[BEGIN Page excerpt]

Tuesday, March 28, 2006

Instruments of the Apocalypse: Culture-Killers

There is a zen saying that goes something like this: "Wherever you go, there you are."

It's one of those things that has always intoned for me the importance of being good and true to oneself. It doesn't matter where you end up, because it will always be YOU there. Essentially, the world is what you make it.

I like thinking that. I take comfort in my internal locus of control, and I am a firm believer in the concept of reciprocal determinism (thank you Albert Bandura).

There just comes a time, however, when the life we bring to the party just isn't enough, where we find ourselves trapped in a place so lifeless, so insipid, so completely drained of color and originality that we begin to assimilate with the dreary landscape, becoming Bland Borgs of Boredom.

You wonder where this is?

Sadly, in my opinion, all you really have to do is take pretty much any random exit ramp from any U.S. freeway, and you've found it. The standard features are typically as follows:

McDonald's/Burger King
Denny's/Applebee's/Red Lobster/Olive Garden
Chevron/Shell/Texaco/Exxon/7-11
And of course the overly ubiquitous Wal-Mart and/or Target.

[END Page excerpt]

◆ **What you have to do**
Answer these questions from the post on culture-killers.
1. What zen saying does the writer quote?
2. Whom does the writer thank for the concept of reciprocal determinism?
3. Which stores close the list of standard features at a freeway exit?

[BEGIN Dataset extract]

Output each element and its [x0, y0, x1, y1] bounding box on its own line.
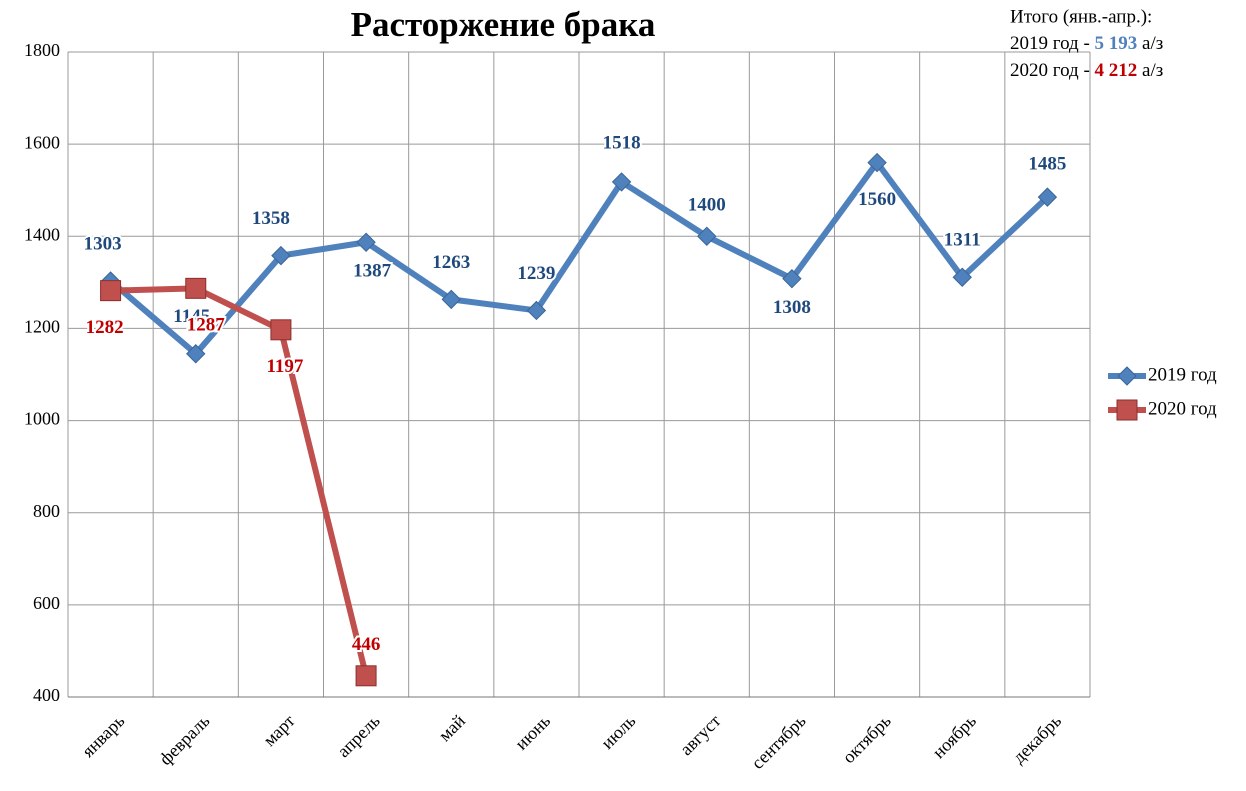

[END Dataset extract]

◆ **Full output**
1. "Wherever you go, there you are."
2. Albert Bandura.
3. Wal-Mart and/or Target.